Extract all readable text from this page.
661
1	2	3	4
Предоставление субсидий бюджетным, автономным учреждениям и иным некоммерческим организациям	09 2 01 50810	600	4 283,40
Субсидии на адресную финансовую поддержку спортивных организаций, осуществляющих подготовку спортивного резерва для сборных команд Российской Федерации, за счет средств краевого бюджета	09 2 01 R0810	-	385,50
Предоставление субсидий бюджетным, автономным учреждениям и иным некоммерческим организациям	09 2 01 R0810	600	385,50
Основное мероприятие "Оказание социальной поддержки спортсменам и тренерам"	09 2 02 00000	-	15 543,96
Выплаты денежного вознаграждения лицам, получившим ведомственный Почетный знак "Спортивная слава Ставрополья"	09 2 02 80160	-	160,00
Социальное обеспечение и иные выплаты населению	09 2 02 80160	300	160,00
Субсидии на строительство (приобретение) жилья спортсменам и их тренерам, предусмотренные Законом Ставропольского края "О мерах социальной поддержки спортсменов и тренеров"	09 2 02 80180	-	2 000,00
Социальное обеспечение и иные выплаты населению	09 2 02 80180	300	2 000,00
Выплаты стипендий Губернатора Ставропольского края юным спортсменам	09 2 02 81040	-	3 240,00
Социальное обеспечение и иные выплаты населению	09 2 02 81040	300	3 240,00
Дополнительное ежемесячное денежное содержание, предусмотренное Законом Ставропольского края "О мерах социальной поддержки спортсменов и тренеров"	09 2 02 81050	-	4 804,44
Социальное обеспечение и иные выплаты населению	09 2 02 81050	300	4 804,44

________

• [Task to carry out]: Copy each line that contains the word "Социальное".

• [Response to this exercise]:
Социальное обеспечение и иные выплаты населению	09 2 02 80160	300	160,00
Социальное обеспечение и иные выплаты населению	09 2 02 80180	300	2 000,00
Социальное обеспечение и иные выплаты населению	09 2 02 81040	300	3 240,00
Социальное обеспечение и иные выплаты населению	09 2 02 81050	300	4 804,44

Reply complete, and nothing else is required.